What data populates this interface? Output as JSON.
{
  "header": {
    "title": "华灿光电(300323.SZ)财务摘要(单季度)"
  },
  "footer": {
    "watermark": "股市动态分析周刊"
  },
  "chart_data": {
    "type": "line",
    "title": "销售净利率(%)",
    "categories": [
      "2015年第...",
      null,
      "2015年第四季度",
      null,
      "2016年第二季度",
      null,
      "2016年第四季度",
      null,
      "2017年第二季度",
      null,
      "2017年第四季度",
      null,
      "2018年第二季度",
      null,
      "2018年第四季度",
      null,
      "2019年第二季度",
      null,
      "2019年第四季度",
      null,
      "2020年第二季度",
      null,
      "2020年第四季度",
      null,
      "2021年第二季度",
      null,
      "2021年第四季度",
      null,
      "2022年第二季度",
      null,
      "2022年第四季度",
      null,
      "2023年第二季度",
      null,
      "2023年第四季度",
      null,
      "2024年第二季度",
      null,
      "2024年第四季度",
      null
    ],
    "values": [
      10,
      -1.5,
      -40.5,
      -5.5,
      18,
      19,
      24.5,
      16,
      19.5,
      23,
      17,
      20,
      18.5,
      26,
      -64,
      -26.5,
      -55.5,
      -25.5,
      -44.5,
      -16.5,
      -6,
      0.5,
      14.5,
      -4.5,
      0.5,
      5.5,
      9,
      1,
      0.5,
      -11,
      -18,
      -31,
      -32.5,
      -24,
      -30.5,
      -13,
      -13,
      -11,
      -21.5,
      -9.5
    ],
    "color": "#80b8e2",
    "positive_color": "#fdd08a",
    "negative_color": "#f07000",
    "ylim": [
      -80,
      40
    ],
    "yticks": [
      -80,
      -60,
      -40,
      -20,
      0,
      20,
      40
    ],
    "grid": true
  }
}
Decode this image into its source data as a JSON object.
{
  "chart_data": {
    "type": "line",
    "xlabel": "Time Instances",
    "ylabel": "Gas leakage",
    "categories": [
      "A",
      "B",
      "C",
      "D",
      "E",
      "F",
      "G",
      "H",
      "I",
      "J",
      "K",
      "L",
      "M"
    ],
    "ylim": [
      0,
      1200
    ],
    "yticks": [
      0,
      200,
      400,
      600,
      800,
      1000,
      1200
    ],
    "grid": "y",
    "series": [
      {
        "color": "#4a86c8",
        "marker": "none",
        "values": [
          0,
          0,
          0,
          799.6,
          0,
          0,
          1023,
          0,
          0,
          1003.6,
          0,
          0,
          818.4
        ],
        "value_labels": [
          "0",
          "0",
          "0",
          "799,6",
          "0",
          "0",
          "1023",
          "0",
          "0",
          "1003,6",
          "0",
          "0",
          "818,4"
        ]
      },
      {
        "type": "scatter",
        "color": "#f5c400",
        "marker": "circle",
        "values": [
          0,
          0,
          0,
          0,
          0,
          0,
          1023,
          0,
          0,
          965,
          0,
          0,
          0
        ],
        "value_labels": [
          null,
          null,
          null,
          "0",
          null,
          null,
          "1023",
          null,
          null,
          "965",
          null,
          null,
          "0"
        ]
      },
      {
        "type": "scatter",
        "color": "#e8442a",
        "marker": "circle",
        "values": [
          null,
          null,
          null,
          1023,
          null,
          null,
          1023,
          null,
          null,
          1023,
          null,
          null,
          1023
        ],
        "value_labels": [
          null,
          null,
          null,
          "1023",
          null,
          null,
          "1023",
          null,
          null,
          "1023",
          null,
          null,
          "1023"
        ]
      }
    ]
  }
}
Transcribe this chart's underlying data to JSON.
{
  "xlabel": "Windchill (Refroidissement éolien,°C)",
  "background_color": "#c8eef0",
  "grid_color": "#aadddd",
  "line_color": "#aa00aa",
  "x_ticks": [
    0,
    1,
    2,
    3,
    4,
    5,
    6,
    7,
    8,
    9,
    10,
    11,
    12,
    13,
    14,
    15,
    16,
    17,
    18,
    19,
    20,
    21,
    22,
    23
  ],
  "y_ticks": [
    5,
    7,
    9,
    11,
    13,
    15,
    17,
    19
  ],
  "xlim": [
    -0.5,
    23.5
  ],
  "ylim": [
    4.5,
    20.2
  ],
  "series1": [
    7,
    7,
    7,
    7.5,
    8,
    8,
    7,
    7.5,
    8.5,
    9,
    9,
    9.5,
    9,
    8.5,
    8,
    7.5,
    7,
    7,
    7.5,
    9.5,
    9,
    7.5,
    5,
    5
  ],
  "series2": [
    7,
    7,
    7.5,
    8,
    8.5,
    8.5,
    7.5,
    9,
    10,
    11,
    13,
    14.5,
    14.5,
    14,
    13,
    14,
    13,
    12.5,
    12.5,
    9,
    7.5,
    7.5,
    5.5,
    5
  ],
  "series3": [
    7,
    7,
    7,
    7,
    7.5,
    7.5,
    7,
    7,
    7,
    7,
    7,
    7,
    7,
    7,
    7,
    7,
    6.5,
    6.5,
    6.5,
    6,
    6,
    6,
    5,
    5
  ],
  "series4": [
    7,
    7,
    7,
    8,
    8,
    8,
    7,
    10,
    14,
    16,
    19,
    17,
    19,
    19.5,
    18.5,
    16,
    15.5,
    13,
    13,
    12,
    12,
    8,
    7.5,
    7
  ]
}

## YOUR INSTRUCTIONS
Copy the data above exactly. Every line must be included.

## WRITTEN ANSWER
What data populates this interface? Output as JSON.
{
  "header": {
    "title": "华灿光电(300323.SZ)财务摘要(单季度)"
  },
  "footer": {
    "watermark": "股市动态分析周刊"
  },
  "chart_data": {
    "type": "line",
    "title": "销售净利率(%)",
    "categories": [
      "2015年第...",
      null,
      "2015年第四季度",
      null,
      "2016年第二季度",
      null,
      "2016年第四季度",
      null,
      "2017年第二季度",
      null,
      "2017年第四季度",
      null,
      "2018年第二季度",
      null,
      "2018年第四季度",
      null,
      "2019年第二季度",
      null,
      "2019年第四季度",
      null,
      "2020年第二季度",
      null,
      "2020年第四季度",
      null,
      "2021年第二季度",
      null,
      "2021年第四季度",
      null,
      "2022年第二季度",
      null,
      "2022年第四季度",
      null,
      "2023年第二季度",
      null,
      "2023年第四季度",
      null,
      "2024年第二季度",
      null,
      "2024年第四季度",
      null
    ],
    "values": [
      10,
      -1.5,
      -40.5,
      -5.5,
      18,
      19,
      24.5,
      16,
      19.5,
      23,
      17,
      20,
      18.5,
      26,
      -64,
      -26.5,
      -55.5,
      -25.5,
      -44.5,
      -16.5,
      -6,
      0.5,
      14.5,
      -4.5,
      0.5,
      5.5,
      9,
      1,
      0.5,
      -11,
      -18,
      -31,
      -32.5,
      -24,
      -30.5,
      -13,
      -13,
      -11,
      -21.5,
      -9.5
    ],
    "color": "#80b8e2",
    "positive_color": "#fdd08a",
    "negative_color": "#f07000",
    "ylim": [
      -80,
      40
    ],
    "yticks": [
      -80,
      -60,
      -40,
      -20,
      0,
      20,
      40
    ],
    "grid": true
  }
}
Decode this image into its source data as a JSON object.
{
  "chart_data": {
    "type": "line",
    "xlabel": "Time Instances",
    "ylabel": "Gas leakage",
    "categories": [
      "A",
      "B",
      "C",
      "D",
      "E",
      "F",
      "G",
      "H",
      "I",
      "J",
      "K",
      "L",
      "M"
    ],
    "ylim": [
      0,
      1200
    ],
    "yticks": [
      0,
      200,
      400,
      600,
      800,
      1000,
      1200
    ],
    "grid": "y",
    "series": [
      {
        "color": "#4a86c8",
        "marker": "none",
        "values": [
          0,
          0,
          0,
          799.6,
          0,
          0,
          1023,
          0,
          0,
          1003.6,
          0,
          0,
          818.4
        ],
        "value_labels": [
          "0",
          "0",
          "0",
          "799,6",
          "0",
          "0",
          "1023",
          "0",
          "0",
          "1003,6",
          "0",
          "0",
          "818,4"
        ]
      },
      {
        "type": "scatter",
        "color": "#f5c400",
        "marker": "circle",
        "values": [
          0,
          0,
          0,
          0,
          0,
          0,
          1023,
          0,
          0,
          965,
          0,
          0,
          0
        ],
        "value_labels": [
          null,
          null,
          null,
          "0",
          null,
          null,
          "1023",
          null,
          null,
          "965",
          null,
          null,
          "0"
        ]
      },
      {
        "type": "scatter",
        "color": "#e8442a",
        "marker": "circle",
        "values": [
          null,
          null,
          null,
          1023,
          null,
          null,
          1023,
          null,
          null,
          1023,
          null,
          null,
          1023
        ],
        "value_labels": [
          null,
          null,
          null,
          "1023",
          null,
          null,
          "1023",
          null,
          null,
          "1023",
          null,
          null,
          "1023"
        ]
      }
    ]
  }
}
Transcribe this chart's underlying data to JSON.
{
  "xlabel": "Windchill (Refroidissement éolien,°C)",
  "background_color": "#c8eef0",
  "grid_color": "#aadddd",
  "line_color": "#aa00aa",
  "x_ticks": [
    0,
    1,
    2,
    3,
    4,
    5,
    6,
    7,
    8,
    9,
    10,
    11,
    12,
    13,
    14,
    15,
    16,
    17,
    18,
    19,
    20,
    21,
    22,
    23
  ],
  "y_ticks": [
    5,
    7,
    9,
    11,
    13,
    15,
    17,
    19
  ],
  "xlim": [
    -0.5,
    23.5
  ],
  "ylim": [
    4.5,
    20.2
  ],
  "series1": [
    7,
    7,
    7,
    7.5,
    8,
    8,
    7,
    7.5,
    8.5,
    9,
    9,
    9.5,
    9,
    8.5,
    8,
    7.5,
    7,
    7,
    7.5,
    9.5,
    9,
    7.5,
    5,
    5
  ],
  "series2": [
    7,
    7,
    7.5,
    8,
    8.5,
    8.5,
    7.5,
    9,
    10,
    11,
    13,
    14.5,
    14.5,
    14,
    13,
    14,
    13,
    12.5,
    12.5,
    9,
    7.5,
    7.5,
    5.5,
    5
  ],
  "series3": [
    7,
    7,
    7,
    7,
    7.5,
    7.5,
    7,
    7,
    7,
    7,
    7,
    7,
    7,
    7,
    7,
    7,
    6.5,
    6.5,
    6.5,
    6,
    6,
    6,
    5,
    5
  ],
  "series4": [
    7,
    7,
    7,
    8,
    8,
    8,
    7,
    10,
    14,
    16,
    19,
    17,
    19,
    19.5,
    18.5,
    16,
    15.5,
    13,
    13,
    12,
    12,
    8,
    7.5,
    7
  ]
}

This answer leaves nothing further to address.